What you have to do:
Retype all of the data exactly as given.

Data rows:

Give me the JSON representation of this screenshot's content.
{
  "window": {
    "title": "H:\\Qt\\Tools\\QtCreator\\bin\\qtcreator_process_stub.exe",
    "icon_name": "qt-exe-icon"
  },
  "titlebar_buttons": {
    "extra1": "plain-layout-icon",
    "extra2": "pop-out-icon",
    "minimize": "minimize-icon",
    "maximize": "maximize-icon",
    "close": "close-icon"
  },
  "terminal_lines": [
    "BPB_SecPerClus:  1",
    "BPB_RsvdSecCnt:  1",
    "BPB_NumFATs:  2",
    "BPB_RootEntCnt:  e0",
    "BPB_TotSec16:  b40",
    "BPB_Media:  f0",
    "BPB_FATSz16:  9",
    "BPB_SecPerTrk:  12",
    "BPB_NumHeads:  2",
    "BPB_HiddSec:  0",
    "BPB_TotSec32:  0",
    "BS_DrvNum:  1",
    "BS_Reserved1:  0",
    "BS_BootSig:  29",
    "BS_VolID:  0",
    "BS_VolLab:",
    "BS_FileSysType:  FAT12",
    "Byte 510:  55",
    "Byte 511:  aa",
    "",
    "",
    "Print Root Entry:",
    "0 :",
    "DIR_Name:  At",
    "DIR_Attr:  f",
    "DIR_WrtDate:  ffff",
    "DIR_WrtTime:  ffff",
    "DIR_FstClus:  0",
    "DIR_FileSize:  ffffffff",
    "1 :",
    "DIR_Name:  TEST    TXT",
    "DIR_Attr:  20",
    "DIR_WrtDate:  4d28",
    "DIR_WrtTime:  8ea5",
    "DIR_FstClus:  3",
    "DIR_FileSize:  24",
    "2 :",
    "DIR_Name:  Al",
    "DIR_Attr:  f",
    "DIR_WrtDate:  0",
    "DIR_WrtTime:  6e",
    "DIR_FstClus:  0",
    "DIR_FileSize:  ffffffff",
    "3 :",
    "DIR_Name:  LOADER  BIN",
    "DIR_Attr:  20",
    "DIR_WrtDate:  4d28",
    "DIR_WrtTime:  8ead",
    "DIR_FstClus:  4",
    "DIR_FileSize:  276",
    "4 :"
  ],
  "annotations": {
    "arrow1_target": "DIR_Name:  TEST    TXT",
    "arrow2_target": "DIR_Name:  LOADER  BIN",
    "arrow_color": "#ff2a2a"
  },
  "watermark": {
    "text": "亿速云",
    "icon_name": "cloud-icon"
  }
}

Worked solution:
Give me the JSON representation of this screenshot's content.
{
  "window": {
    "title": "H:\\Qt\\Tools\\QtCreator\\bin\\qtcreator_process_stub.exe",
    "icon_name": "qt-exe-icon"
  },
  "titlebar_buttons": {
    "extra1": "plain-layout-icon",
    "extra2": "pop-out-icon",
    "minimize": "minimize-icon",
    "maximize": "maximize-icon",
    "close": "close-icon"
  },
  "terminal_lines": [
    "BPB_SecPerClus:  1",
    "BPB_RsvdSecCnt:  1",
    "BPB_NumFATs:  2",
    "BPB_RootEntCnt:  e0",
    "BPB_TotSec16:  b40",
    "BPB_Media:  f0",
    "BPB_FATSz16:  9",
    "BPB_SecPerTrk:  12",
    "BPB_NumHeads:  2",
    "BPB_HiddSec:  0",
    "BPB_TotSec32:  0",
    "BS_DrvNum:  1",
    "BS_Reserved1:  0",
    "BS_BootSig:  29",
    "BS_VolID:  0",
    "BS_VolLab:",
    "BS_FileSysType:  FAT12",
    "Byte 510:  55",
    "Byte 511:  aa",
    "",
    "",
    "Print Root Entry:",
    "0 :",
    "DIR_Name:  At",
    "DIR_Attr:  f",
    "DIR_WrtDate:  ffff",
    "DIR_WrtTime:  ffff",
    "DIR_FstClus:  0",
    "DIR_FileSize:  ffffffff",
    "1 :",
    "DIR_Name:  TEST    TXT",
    "DIR_Attr:  20",
    "DIR_WrtDate:  4d28",
    "DIR_WrtTime:  8ea5",
    "DIR_FstClus:  3",
    "DIR_FileSize:  24",
    "2 :",
    "DIR_Name:  Al",
    "DIR_Attr:  f",
    "DIR_WrtDate:  0",
    "DIR_WrtTime:  6e",
    "DIR_FstClus:  0",
    "DIR_FileSize:  ffffffff",
    "3 :",
    "DIR_Name:  LOADER  BIN",
    "DIR_Attr:  20",
    "DIR_WrtDate:  4d28",
    "DIR_WrtTime:  8ead",
    "DIR_FstClus:  4",
    "DIR_FileSize:  276",
    "4 :"
  ],
  "annotations": {
    "arrow1_target": "DIR_Name:  TEST    TXT",
    "arrow2_target": "DIR_Name:  LOADER  BIN",
    "arrow_color": "#ff2a2a"
  },
  "watermark": {
    "text": "亿速云",
    "icon_name": "cloud-icon"
  }
}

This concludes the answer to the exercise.